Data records
----
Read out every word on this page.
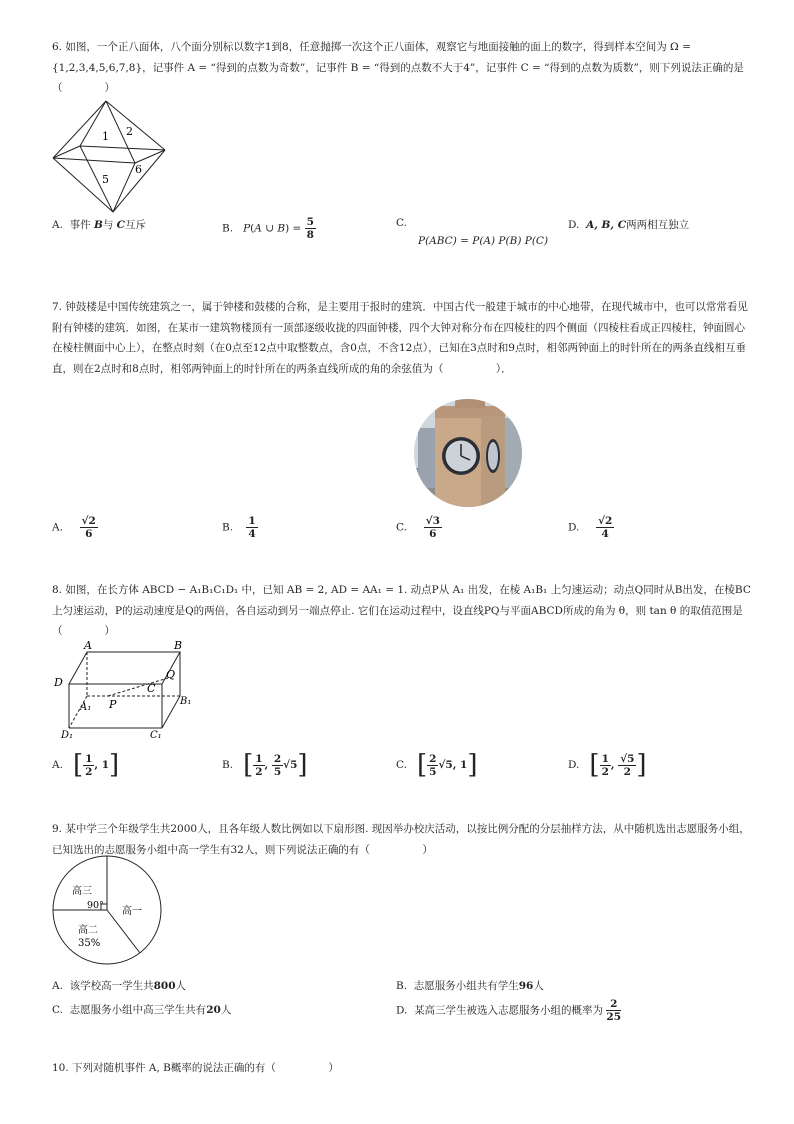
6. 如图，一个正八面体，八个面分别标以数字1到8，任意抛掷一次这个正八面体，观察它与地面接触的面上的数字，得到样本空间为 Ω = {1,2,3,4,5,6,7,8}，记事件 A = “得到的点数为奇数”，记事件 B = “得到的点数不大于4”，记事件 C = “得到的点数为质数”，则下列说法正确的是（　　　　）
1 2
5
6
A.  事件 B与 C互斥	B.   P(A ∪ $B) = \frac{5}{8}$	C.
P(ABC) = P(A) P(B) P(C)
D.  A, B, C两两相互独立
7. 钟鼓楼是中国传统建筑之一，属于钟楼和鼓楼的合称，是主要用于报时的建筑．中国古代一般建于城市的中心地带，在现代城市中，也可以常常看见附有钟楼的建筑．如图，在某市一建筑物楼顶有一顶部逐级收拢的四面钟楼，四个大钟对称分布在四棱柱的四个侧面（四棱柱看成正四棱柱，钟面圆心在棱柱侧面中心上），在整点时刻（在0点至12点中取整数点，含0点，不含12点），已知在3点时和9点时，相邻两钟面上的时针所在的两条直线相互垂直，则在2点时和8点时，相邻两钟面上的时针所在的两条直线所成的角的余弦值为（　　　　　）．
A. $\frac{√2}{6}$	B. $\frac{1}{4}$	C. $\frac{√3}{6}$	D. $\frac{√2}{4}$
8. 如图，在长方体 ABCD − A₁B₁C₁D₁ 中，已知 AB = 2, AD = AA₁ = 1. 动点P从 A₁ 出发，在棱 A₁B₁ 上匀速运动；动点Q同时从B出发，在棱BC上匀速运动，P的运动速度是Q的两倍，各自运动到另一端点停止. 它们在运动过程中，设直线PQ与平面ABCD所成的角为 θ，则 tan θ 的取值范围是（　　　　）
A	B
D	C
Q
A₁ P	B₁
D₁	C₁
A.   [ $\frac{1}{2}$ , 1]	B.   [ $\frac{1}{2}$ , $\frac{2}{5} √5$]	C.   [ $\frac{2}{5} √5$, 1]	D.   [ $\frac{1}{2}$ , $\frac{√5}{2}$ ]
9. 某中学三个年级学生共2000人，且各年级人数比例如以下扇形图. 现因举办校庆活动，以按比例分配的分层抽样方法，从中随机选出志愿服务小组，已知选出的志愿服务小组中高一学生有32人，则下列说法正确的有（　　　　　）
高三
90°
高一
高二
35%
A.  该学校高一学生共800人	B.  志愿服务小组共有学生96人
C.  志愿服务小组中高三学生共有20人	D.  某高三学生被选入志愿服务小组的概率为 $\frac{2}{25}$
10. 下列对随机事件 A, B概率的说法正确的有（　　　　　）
----
Aim of the task: Write out the whole listing again, exactly, with no pictures.

Exercise output:
Read out every word on this page.
6. 如图，一个正八面体，八个面分别标以数字1到8，任意抛掷一次这个正八面体，观察它与地面接触的面上的数字，得到样本空间为 Ω = {1,2,3,4,5,6,7,8}，记事件 A = “得到的点数为奇数”，记事件 B = “得到的点数不大于4”，记事件 C = “得到的点数为质数”，则下列说法正确的是（　　　　）
1 2
5
6
A.  事件 B与 C互斥	B.   P(A ∪ $B) = \frac{5}{8}$	C.
P(ABC) = P(A) P(B) P(C)
D.  A, B, C两两相互独立
7. 钟鼓楼是中国传统建筑之一，属于钟楼和鼓楼的合称，是主要用于报时的建筑．中国古代一般建于城市的中心地带，在现代城市中，也可以常常看见附有钟楼的建筑．如图，在某市一建筑物楼顶有一顶部逐级收拢的四面钟楼，四个大钟对称分布在四棱柱的四个侧面（四棱柱看成正四棱柱，钟面圆心在棱柱侧面中心上），在整点时刻（在0点至12点中取整数点，含0点，不含12点），已知在3点时和9点时，相邻两钟面上的时针所在的两条直线相互垂直，则在2点时和8点时，相邻两钟面上的时针所在的两条直线所成的角的余弦值为（　　　　　）．
A. $\frac{√2}{6}$	B. $\frac{1}{4}$	C. $\frac{√3}{6}$	D. $\frac{√2}{4}$
8. 如图，在长方体 ABCD − A₁B₁C₁D₁ 中，已知 AB = 2, AD = AA₁ = 1. 动点P从 A₁ 出发，在棱 A₁B₁ 上匀速运动；动点Q同时从B出发，在棱BC上匀速运动，P的运动速度是Q的两倍，各自运动到另一端点停止. 它们在运动过程中，设直线PQ与平面ABCD所成的角为 θ，则 tan θ 的取值范围是（　　　　）
A	B
D	C
Q
A₁ P	B₁
D₁	C₁
A.   [ $\frac{1}{2}$ , 1]	B.   [ $\frac{1}{2}$ , $\frac{2}{5} √5$]	C.   [ $\frac{2}{5} √5$, 1]	D.   [ $\frac{1}{2}$ , $\frac{√5}{2}$ ]
9. 某中学三个年级学生共2000人，且各年级人数比例如以下扇形图. 现因举办校庆活动，以按比例分配的分层抽样方法，从中随机选出志愿服务小组，已知选出的志愿服务小组中高一学生有32人，则下列说法正确的有（　　　　　）
高三
90°
高一
高二
35%
A.  该学校高一学生共800人	B.  志愿服务小组共有学生96人
C.  志愿服务小组中高三学生共有20人	D.  某高三学生被选入志愿服务小组的概率为 $\frac{2}{25}$
10. 下列对随机事件 A, B概率的说法正确的有（　　　　　）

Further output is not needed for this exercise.